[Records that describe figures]

-------

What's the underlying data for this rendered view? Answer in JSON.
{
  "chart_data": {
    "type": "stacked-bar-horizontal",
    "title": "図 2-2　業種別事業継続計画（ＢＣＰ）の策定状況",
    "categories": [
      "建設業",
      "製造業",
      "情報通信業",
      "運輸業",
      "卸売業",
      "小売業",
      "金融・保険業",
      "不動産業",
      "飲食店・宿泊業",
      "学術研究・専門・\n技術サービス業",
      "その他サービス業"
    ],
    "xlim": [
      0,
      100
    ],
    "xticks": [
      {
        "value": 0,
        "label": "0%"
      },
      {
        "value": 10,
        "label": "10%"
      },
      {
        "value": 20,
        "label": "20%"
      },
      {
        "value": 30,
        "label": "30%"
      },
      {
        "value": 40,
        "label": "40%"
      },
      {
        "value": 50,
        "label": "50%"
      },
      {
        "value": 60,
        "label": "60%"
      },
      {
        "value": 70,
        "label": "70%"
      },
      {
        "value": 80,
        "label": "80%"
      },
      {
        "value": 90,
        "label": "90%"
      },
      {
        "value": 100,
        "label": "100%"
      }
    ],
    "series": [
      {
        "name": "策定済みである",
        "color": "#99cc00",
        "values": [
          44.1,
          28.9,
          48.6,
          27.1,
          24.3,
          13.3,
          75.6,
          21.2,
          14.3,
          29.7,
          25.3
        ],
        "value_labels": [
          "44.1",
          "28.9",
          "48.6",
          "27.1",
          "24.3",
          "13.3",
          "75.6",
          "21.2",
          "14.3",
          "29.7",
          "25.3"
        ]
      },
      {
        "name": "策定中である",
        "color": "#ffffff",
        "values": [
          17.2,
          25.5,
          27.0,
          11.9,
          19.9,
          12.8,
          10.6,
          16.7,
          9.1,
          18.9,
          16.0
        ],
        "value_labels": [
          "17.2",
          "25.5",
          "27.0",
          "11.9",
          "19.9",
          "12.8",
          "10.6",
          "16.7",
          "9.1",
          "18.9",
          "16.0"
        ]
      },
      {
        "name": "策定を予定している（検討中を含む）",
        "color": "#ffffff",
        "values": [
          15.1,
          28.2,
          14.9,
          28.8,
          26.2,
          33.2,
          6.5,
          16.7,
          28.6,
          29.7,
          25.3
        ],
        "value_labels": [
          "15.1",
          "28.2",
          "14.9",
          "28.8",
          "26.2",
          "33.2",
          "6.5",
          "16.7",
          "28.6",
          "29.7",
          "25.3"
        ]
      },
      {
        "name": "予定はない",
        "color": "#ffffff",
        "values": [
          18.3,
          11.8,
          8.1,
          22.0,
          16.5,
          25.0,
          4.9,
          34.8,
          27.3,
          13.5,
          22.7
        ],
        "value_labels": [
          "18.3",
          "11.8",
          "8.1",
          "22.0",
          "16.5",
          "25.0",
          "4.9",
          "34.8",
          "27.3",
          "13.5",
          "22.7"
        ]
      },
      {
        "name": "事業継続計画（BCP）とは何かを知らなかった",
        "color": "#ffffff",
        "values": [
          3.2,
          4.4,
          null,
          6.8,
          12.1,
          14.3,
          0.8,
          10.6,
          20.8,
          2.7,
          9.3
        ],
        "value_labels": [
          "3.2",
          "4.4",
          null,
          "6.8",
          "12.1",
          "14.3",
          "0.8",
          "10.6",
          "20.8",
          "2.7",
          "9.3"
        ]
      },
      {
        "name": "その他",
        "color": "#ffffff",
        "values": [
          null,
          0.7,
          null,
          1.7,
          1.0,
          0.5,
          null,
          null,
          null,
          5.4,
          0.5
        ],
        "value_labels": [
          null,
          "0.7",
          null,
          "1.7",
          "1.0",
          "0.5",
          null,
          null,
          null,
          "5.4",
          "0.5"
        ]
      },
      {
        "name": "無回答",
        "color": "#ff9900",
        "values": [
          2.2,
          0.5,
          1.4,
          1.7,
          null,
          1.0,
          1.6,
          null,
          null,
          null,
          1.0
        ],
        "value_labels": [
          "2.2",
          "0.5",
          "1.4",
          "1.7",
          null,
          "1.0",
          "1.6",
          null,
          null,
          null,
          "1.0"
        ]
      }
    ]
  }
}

-------

[PROBLEM DESCRIPTION]
Locate the lines above that hold the word "name". Show every one of them.

[SOLUTION TO THE EXERCISE]
        "name": "策定済みである",
        "name": "策定中である",
        "name": "策定を予定している（検討中を含む）",
        "name": "予定はない",
        "name": "事業継続計画（BCP）とは何かを知らなかった",
        "name": "その他",
        "name": "無回答",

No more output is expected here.